▶ _Given data_:
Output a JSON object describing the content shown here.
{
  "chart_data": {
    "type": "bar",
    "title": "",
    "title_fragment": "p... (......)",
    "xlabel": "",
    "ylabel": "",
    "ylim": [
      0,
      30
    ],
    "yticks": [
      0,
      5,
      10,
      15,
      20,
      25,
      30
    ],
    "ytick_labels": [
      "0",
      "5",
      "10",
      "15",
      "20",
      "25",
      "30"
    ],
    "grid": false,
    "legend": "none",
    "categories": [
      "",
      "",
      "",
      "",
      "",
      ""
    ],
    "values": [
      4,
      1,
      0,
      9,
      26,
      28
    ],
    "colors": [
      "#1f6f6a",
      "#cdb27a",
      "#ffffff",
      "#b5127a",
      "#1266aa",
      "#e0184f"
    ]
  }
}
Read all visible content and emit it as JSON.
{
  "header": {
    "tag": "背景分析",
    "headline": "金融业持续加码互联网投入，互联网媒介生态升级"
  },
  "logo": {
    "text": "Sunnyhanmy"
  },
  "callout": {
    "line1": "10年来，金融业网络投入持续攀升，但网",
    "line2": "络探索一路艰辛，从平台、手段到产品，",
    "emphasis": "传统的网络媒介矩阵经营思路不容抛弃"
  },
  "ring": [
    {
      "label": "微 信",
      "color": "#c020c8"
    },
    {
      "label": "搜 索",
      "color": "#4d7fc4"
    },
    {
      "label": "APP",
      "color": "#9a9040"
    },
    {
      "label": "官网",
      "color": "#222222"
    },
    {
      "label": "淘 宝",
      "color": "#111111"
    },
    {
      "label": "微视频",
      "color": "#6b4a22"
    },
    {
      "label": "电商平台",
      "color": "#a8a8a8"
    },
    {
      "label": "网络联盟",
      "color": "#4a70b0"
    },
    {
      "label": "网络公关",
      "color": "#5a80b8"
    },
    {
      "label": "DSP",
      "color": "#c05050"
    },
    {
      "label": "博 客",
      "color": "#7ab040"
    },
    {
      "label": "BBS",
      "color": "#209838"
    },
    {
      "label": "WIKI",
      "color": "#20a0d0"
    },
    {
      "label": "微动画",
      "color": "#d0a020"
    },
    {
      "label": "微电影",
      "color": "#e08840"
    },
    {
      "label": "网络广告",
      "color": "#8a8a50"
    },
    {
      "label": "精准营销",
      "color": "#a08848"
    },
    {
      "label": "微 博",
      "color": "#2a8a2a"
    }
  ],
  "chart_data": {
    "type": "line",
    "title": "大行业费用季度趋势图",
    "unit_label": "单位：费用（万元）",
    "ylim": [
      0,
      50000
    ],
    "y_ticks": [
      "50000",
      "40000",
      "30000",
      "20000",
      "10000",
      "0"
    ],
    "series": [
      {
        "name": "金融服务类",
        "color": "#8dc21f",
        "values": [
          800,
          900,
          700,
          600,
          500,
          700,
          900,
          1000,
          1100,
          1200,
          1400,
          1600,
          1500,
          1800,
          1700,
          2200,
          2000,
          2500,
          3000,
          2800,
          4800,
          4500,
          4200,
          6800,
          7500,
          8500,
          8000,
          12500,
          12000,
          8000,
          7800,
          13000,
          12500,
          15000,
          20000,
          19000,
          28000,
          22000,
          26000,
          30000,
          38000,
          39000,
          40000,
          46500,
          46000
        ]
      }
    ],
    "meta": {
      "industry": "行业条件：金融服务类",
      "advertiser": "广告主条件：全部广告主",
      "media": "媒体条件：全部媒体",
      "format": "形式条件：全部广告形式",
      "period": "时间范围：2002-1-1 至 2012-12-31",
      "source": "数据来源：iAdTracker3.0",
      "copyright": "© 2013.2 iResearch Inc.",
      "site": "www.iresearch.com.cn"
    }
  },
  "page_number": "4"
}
---
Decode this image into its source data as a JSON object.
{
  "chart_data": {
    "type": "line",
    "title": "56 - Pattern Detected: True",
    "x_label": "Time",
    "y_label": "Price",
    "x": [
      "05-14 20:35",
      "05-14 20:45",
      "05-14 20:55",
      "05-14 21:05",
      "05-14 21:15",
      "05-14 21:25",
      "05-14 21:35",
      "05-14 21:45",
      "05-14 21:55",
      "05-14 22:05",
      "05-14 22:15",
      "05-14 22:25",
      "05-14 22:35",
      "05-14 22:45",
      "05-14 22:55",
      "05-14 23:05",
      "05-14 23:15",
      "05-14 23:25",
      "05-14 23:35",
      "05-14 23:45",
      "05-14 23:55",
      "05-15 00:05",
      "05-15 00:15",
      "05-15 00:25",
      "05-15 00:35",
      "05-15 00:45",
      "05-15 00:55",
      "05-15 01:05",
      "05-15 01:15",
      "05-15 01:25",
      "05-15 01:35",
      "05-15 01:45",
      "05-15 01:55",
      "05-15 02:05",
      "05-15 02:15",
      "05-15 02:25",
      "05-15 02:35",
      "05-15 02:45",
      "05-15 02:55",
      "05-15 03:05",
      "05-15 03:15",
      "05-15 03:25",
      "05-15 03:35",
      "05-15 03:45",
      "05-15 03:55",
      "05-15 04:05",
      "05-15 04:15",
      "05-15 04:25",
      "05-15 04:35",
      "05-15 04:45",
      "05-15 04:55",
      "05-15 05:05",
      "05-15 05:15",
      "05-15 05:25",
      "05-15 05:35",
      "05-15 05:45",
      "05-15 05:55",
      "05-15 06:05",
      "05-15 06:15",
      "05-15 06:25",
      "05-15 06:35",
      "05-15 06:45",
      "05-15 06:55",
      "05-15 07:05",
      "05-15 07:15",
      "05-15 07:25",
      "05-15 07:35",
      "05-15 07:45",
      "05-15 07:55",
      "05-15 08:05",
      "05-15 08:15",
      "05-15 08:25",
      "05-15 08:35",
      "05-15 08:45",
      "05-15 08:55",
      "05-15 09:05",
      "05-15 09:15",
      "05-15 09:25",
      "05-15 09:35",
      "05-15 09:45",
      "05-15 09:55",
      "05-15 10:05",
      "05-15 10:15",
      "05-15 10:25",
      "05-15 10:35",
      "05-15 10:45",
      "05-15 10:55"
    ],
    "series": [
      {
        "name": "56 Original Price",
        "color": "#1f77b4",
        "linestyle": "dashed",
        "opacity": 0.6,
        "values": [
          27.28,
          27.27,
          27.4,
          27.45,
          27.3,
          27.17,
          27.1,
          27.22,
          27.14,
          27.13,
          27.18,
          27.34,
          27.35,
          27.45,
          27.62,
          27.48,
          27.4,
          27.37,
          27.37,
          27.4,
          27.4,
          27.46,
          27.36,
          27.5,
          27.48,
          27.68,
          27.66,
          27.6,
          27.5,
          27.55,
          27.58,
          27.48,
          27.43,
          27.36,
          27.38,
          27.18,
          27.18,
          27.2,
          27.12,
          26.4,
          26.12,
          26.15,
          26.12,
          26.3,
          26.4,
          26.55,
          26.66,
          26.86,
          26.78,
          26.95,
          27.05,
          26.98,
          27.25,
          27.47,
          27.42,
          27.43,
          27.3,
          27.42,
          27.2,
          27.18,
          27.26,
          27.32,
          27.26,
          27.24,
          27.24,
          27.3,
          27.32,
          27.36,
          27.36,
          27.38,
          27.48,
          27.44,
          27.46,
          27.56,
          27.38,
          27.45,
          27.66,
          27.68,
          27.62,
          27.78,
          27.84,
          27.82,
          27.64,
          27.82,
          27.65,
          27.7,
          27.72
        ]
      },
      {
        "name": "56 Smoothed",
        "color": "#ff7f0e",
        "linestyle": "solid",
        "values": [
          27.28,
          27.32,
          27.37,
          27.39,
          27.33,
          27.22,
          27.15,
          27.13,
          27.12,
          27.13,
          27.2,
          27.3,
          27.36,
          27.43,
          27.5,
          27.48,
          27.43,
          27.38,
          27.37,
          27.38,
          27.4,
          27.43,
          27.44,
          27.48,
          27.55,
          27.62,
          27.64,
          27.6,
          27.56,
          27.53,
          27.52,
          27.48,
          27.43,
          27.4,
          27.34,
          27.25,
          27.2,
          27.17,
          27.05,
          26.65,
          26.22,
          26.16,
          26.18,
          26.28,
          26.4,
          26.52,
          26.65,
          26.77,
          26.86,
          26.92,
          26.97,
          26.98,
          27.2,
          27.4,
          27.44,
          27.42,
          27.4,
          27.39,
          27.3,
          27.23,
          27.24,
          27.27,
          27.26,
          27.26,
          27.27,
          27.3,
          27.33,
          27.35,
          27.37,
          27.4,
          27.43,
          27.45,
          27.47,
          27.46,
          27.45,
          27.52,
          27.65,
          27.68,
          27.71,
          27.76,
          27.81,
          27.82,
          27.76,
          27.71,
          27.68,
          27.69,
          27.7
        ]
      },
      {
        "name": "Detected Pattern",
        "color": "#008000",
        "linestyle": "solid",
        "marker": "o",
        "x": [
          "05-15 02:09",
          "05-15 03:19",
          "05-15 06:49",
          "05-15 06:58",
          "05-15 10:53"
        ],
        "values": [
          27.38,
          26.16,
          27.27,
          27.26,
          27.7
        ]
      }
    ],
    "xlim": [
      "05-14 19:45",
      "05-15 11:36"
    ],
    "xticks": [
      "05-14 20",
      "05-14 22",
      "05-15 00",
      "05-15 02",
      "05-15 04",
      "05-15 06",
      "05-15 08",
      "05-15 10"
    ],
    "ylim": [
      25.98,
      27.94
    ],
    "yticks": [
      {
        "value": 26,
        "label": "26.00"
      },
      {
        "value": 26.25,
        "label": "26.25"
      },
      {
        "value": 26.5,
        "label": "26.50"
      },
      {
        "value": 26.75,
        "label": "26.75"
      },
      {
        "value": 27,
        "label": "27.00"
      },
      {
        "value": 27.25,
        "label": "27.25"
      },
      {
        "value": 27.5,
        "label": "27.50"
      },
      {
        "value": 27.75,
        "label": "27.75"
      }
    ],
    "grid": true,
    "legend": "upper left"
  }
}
...
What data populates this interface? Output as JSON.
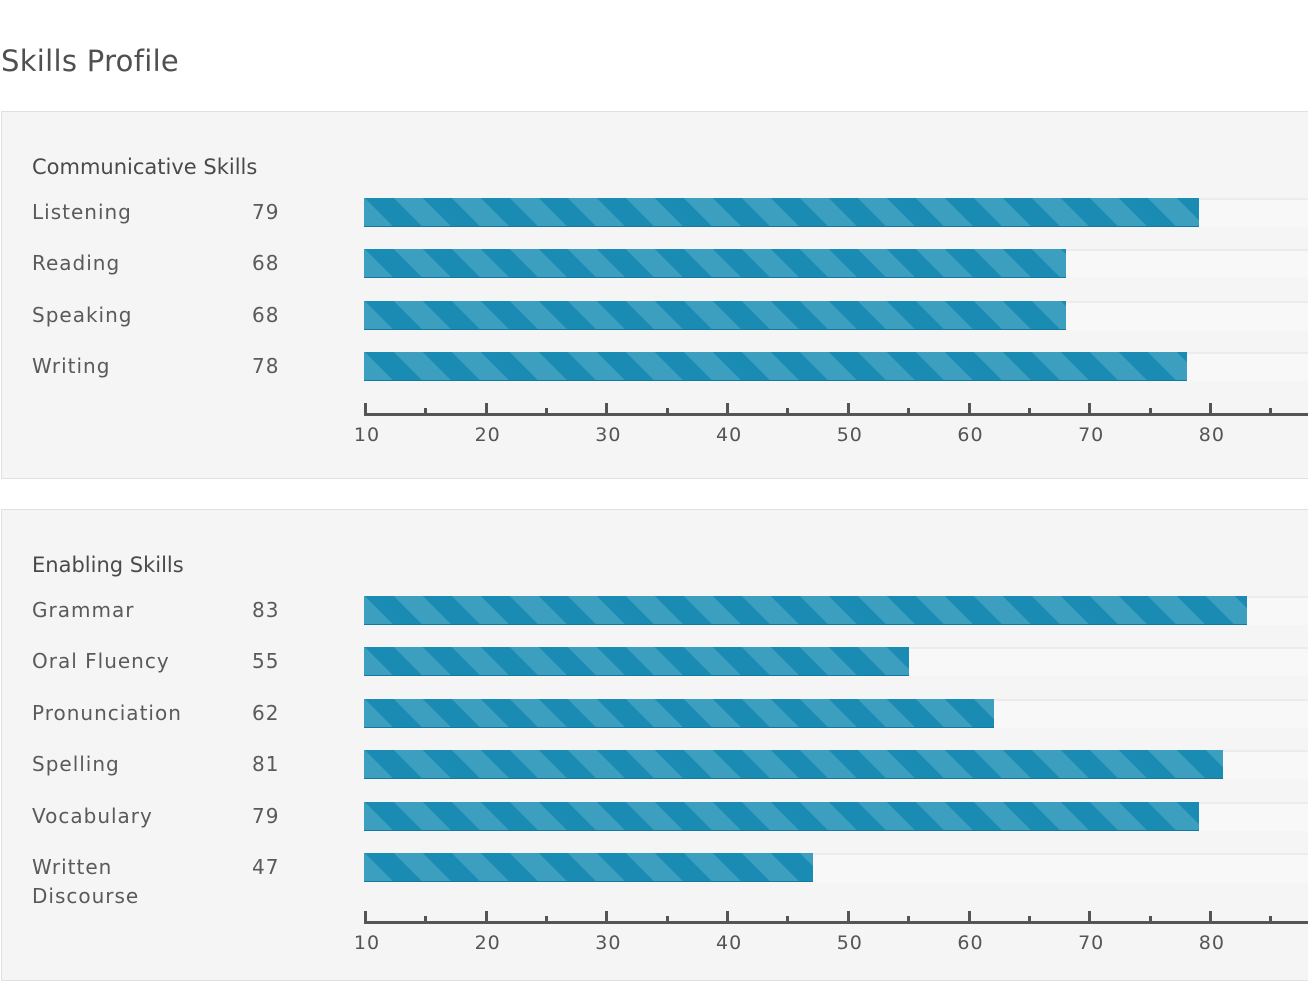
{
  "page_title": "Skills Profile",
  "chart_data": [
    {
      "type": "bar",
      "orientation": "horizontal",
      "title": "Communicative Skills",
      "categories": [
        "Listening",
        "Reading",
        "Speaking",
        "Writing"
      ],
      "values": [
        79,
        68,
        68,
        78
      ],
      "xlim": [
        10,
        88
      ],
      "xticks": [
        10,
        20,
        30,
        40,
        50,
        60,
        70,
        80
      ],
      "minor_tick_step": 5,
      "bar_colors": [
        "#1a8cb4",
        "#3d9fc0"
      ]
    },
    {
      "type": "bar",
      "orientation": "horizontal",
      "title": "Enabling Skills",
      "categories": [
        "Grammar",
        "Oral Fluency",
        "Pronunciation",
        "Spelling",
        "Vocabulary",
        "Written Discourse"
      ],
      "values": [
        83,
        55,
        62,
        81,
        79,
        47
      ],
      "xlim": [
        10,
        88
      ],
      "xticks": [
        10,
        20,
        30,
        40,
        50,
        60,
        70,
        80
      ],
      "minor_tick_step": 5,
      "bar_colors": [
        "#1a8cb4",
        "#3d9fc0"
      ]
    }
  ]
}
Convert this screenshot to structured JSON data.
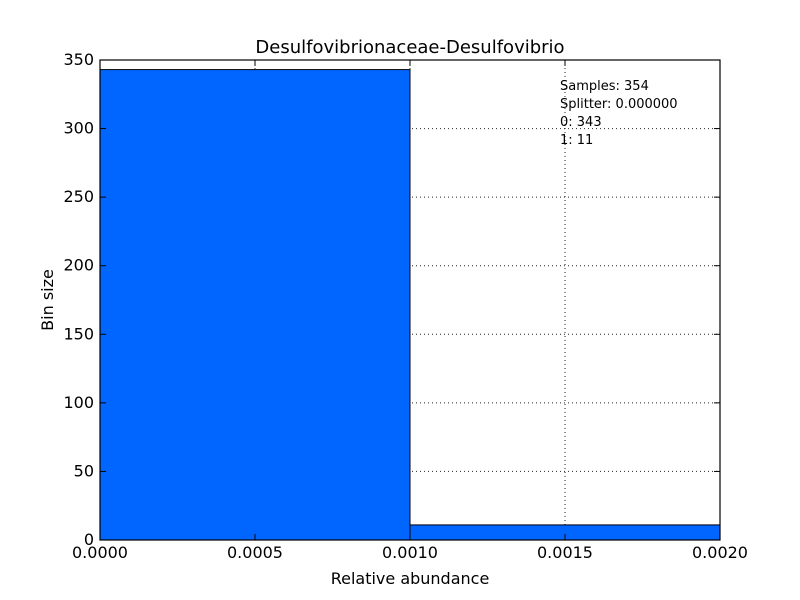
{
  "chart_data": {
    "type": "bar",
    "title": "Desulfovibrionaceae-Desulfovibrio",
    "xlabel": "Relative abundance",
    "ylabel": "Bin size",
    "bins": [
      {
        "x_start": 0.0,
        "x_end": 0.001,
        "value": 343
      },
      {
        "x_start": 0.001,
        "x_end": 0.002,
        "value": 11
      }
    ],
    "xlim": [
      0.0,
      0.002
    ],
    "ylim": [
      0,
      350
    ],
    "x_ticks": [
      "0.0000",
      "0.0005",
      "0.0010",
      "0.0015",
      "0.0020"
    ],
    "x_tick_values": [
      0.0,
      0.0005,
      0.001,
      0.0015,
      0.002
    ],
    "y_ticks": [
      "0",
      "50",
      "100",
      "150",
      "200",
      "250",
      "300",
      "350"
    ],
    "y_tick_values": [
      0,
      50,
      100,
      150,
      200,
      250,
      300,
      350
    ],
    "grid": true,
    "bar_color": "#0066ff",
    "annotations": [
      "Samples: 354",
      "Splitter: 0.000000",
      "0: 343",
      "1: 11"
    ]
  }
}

▶ _What is expected_: Tally up the lines in the preceding listing that contain the string "Pattern". Respond with the number and nothing else.

▶ _Written answer_: 2